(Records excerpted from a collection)
---
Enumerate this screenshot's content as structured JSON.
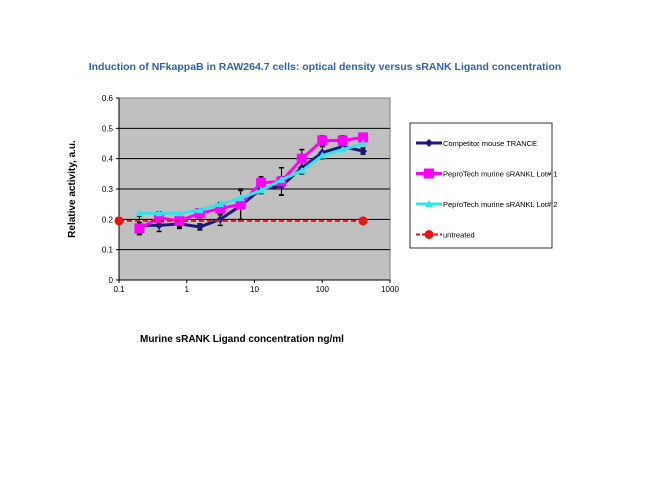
{
  "chart_data": {
    "type": "line",
    "title": "Induction of NFkappaB in RAW264.7 cells: optical density versus sRANK Ligand concentration",
    "xlabel": "Murine sRANK Ligand concentration ng/ml",
    "ylabel": "Relative activity, a.u.",
    "xscale": "log",
    "xlim": [
      0.1,
      1000
    ],
    "ylim": [
      0,
      0.6
    ],
    "xticks": [
      "0.1",
      "1",
      "10",
      "100",
      "1000"
    ],
    "yticks": [
      "0",
      "0.1",
      "0.2",
      "0.3",
      "0.4",
      "0.5",
      "0.6"
    ],
    "grid": true,
    "legend_position": "right",
    "x": [
      0.2,
      0.39,
      0.78,
      1.56,
      3.125,
      6.25,
      12.5,
      25,
      50,
      100,
      200,
      400
    ],
    "series": [
      {
        "name": "Competitor mouse TRANCE",
        "color": "#1a1a7a",
        "marker": "diamond",
        "values": [
          0.18,
          0.18,
          0.185,
          0.175,
          0.2,
          0.245,
          0.3,
          0.31,
          0.37,
          0.42,
          0.44,
          0.425
        ],
        "errors": [
          0.03,
          0.02,
          0.015,
          0.01,
          0.02,
          0.05,
          0.015,
          0.03,
          0.02,
          0.02,
          0.015,
          0.01
        ]
      },
      {
        "name": "PeproTech murine sRANKL Lot# 1",
        "color": "#ff00ff",
        "marker": "square",
        "values": [
          0.17,
          0.205,
          0.195,
          0.22,
          0.235,
          0.25,
          0.32,
          0.325,
          0.4,
          0.46,
          0.46,
          0.47
        ],
        "errors": [
          0.02,
          0.02,
          0.02,
          0.015,
          0.02,
          0.05,
          0.02,
          0.045,
          0.03,
          0.015,
          0.015,
          0.01
        ]
      },
      {
        "name": "PeproTech murine sRANKL Lot# 2",
        "color": "#33e6e6",
        "marker": "triangle",
        "values": [
          0.22,
          0.22,
          0.22,
          0.23,
          0.25,
          0.27,
          0.295,
          0.33,
          0.36,
          0.41,
          0.43,
          0.45
        ],
        "errors": [
          0,
          0,
          0,
          0,
          0,
          0,
          0,
          0,
          0,
          0,
          0,
          0
        ]
      },
      {
        "name": "untreated",
        "color": "#ee1111",
        "marker": "circle",
        "dashed": true,
        "x": [
          0.1,
          400
        ],
        "values": [
          0.195,
          0.195
        ]
      }
    ]
  }
}
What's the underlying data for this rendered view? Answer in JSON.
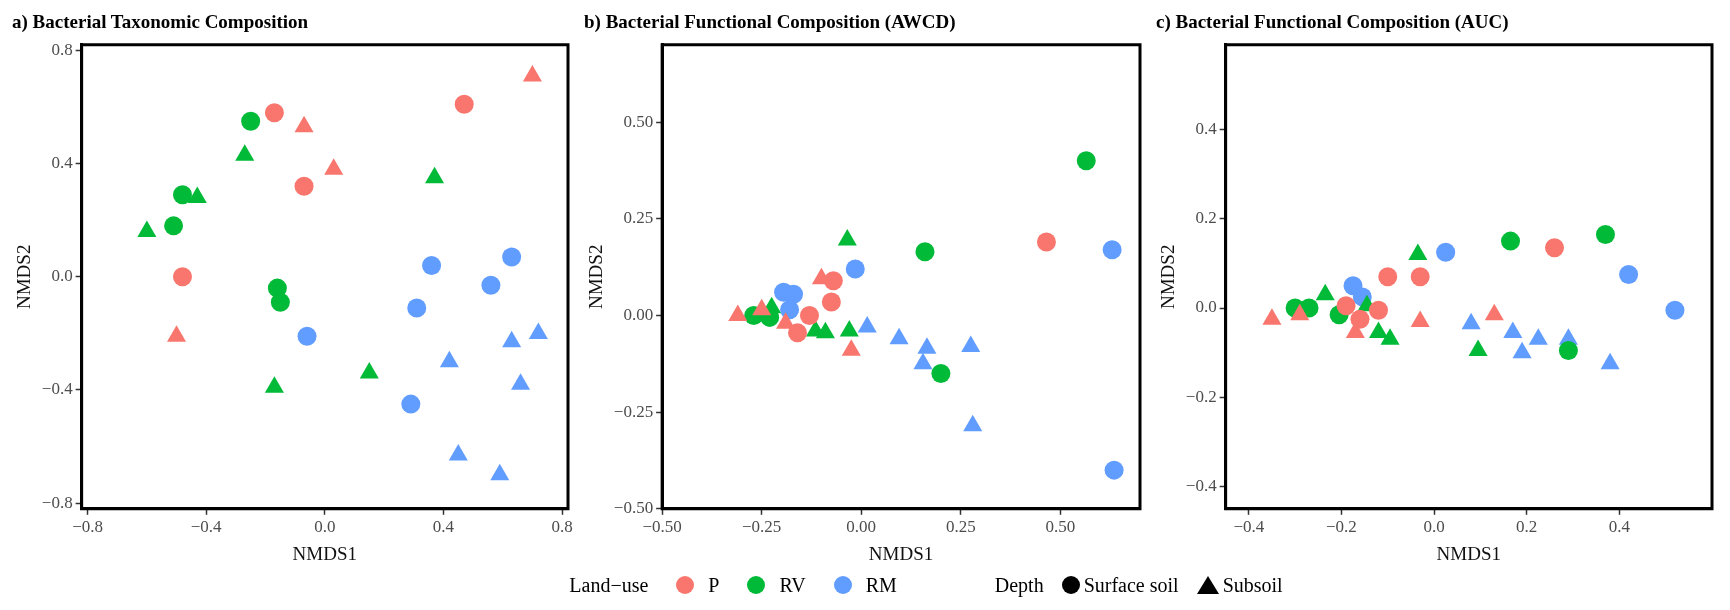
{
  "chart_data": [
    {
      "type": "scatter",
      "title": "a) Bacterial Taxonomic Composition",
      "xlabel": "NMDS1",
      "ylabel": "NMDS2",
      "xlim": [
        -0.82,
        0.82
      ],
      "ylim": [
        -0.82,
        0.82
      ],
      "xticks": [
        {
          "value": -0.8,
          "label": "−0.8"
        },
        {
          "value": -0.4,
          "label": "−0.4"
        },
        {
          "value": 0,
          "label": "0.0"
        },
        0.4,
        0.8
      ],
      "yticks": [
        {
          "value": -0.8,
          "label": "−0.8"
        },
        {
          "value": -0.4,
          "label": "−0.4"
        },
        {
          "value": 0,
          "label": "0.0"
        },
        0.4,
        0.8
      ],
      "legend": "bottom",
      "legend_title": "Land−use",
      "annotations": [
        "Depth",
        "Surface soil",
        "Subsoil"
      ],
      "series": [
        {
          "name": "P",
          "color": "#f8766d",
          "marker": "circle",
          "x": [
            -0.17,
            0.47,
            -0.07,
            -0.48
          ],
          "values": [
            0.58,
            0.61,
            0.32,
            0.0
          ]
        },
        {
          "color": "#f8766d",
          "marker": "triangle",
          "x": [
            0.7,
            -0.07,
            0.03,
            -0.5
          ],
          "values": [
            0.71,
            0.53,
            0.38,
            -0.21
          ]
        },
        {
          "name": "RV",
          "color": "#00ba38",
          "marker": "circle",
          "x": [
            -0.25,
            -0.48,
            -0.51,
            -0.16,
            -0.15
          ],
          "values": [
            0.55,
            0.29,
            0.18,
            -0.04,
            -0.09
          ]
        },
        {
          "color": "#00ba38",
          "marker": "triangle",
          "x": [
            -0.27,
            -0.43,
            -0.6,
            0.37,
            0.15,
            -0.17
          ],
          "values": [
            0.43,
            0.28,
            0.16,
            0.35,
            -0.34,
            -0.39
          ]
        },
        {
          "name": "RM",
          "color": "#619cff",
          "marker": "circle",
          "x": [
            0.36,
            0.63,
            0.56,
            0.31,
            -0.06,
            0.29
          ],
          "values": [
            0.04,
            0.07,
            -0.03,
            -0.11,
            -0.21,
            -0.45
          ]
        },
        {
          "color": "#619cff",
          "marker": "triangle",
          "x": [
            0.72,
            0.63,
            0.42,
            0.66,
            0.45,
            0.59
          ],
          "values": [
            -0.2,
            -0.23,
            -0.3,
            -0.38,
            -0.63,
            -0.7
          ]
        }
      ]
    },
    {
      "type": "scatter",
      "title": "b) Bacterial Functional Composition (AWCD)",
      "xlabel": "NMDS1",
      "ylabel": "NMDS2",
      "xlim": [
        -0.5,
        0.7
      ],
      "ylim": [
        -0.5,
        0.7
      ],
      "xticks": [
        {
          "value": -0.5,
          "label": "−0.50"
        },
        {
          "value": -0.25,
          "label": "−0.25"
        },
        {
          "value": 0,
          "label": "0.00"
        },
        0.25,
        {
          "value": 0.5,
          "label": "0.50"
        }
      ],
      "yticks": [
        {
          "value": -0.5,
          "label": "−0.50"
        },
        {
          "value": -0.25,
          "label": "−0.25"
        },
        {
          "value": 0,
          "label": "0.00"
        },
        0.25,
        {
          "value": 0.5,
          "label": "0.50"
        }
      ],
      "series": [
        {
          "color": "#f8766d",
          "marker": "circle",
          "x": [
            0.465,
            -0.07,
            -0.075,
            -0.13,
            -0.16
          ],
          "values": [
            0.19,
            0.09,
            0.035,
            0.0,
            -0.045
          ]
        },
        {
          "color": "#f8766d",
          "marker": "triangle",
          "x": [
            -0.31,
            -0.25,
            -0.1,
            -0.025,
            -0.19
          ],
          "values": [
            0.0,
            0.015,
            0.095,
            -0.09,
            -0.02
          ]
        },
        {
          "color": "#00ba38",
          "marker": "circle",
          "x": [
            0.565,
            0.16,
            0.2,
            -0.27,
            -0.23
          ],
          "values": [
            0.4,
            0.165,
            -0.15,
            0.0,
            -0.005
          ]
        },
        {
          "color": "#00ba38",
          "marker": "triangle",
          "x": [
            -0.035,
            -0.225,
            -0.115,
            -0.09,
            -0.03
          ],
          "values": [
            0.195,
            0.02,
            -0.04,
            -0.045,
            -0.04
          ]
        },
        {
          "color": "#619cff",
          "marker": "circle",
          "x": [
            -0.015,
            -0.195,
            -0.17,
            -0.18,
            0.63,
            0.635
          ],
          "values": [
            0.12,
            0.06,
            0.055,
            0.015,
            0.17,
            -0.4
          ]
        },
        {
          "color": "#619cff",
          "marker": "triangle",
          "x": [
            0.015,
            0.095,
            0.165,
            0.275,
            0.155,
            0.28
          ],
          "values": [
            -0.03,
            -0.06,
            -0.085,
            -0.08,
            -0.125,
            -0.285
          ]
        }
      ]
    },
    {
      "type": "scatter",
      "title": "c) Bacterial Functional Composition (AUC)",
      "xlabel": "NMDS1",
      "ylabel": "NMDS2",
      "xlim": [
        -0.45,
        0.6
      ],
      "ylim": [
        -0.45,
        0.59
      ],
      "xticks": [
        {
          "value": -0.4,
          "label": "−0.4"
        },
        {
          "value": -0.2,
          "label": "−0.2"
        },
        {
          "value": 0,
          "label": "0.0"
        },
        0.2,
        0.4
      ],
      "yticks": [
        {
          "value": -0.4,
          "label": "−0.4"
        },
        {
          "value": -0.2,
          "label": "−0.2"
        },
        {
          "value": 0,
          "label": "0.0"
        },
        0.2,
        0.4
      ],
      "series": [
        {
          "color": "#f8766d",
          "marker": "circle",
          "x": [
            0.26,
            -0.1,
            -0.03,
            -0.12,
            -0.16,
            -0.19
          ],
          "values": [
            0.135,
            0.07,
            0.07,
            -0.005,
            -0.025,
            0.005
          ]
        },
        {
          "color": "#f8766d",
          "marker": "triangle",
          "x": [
            -0.35,
            -0.29,
            -0.17,
            -0.03,
            0.13
          ],
          "values": [
            -0.025,
            -0.015,
            -0.055,
            -0.03,
            -0.015
          ]
        },
        {
          "color": "#00ba38",
          "marker": "circle",
          "x": [
            0.37,
            0.165,
            -0.3,
            -0.27,
            -0.205,
            0.29
          ],
          "values": [
            0.165,
            0.15,
            0.0,
            0.0,
            -0.015,
            -0.095
          ]
        },
        {
          "color": "#00ba38",
          "marker": "triangle",
          "x": [
            -0.035,
            -0.235,
            -0.145,
            -0.12,
            -0.095,
            0.095
          ],
          "values": [
            0.12,
            0.03,
            0.005,
            -0.055,
            -0.07,
            -0.095
          ]
        },
        {
          "color": "#619cff",
          "marker": "circle",
          "x": [
            0.025,
            -0.175,
            -0.155,
            0.42,
            0.52
          ],
          "values": [
            0.125,
            0.05,
            0.025,
            0.075,
            -0.005
          ]
        },
        {
          "color": "#619cff",
          "marker": "triangle",
          "x": [
            0.08,
            0.17,
            0.225,
            0.29,
            0.19,
            0.38
          ],
          "values": [
            -0.035,
            -0.055,
            -0.07,
            -0.07,
            -0.1,
            -0.125
          ]
        }
      ]
    }
  ]
}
---
## Exercise requirements
Supply the number of lines above that contain the word "Functional", and nothing else.

## Solution to the problem
2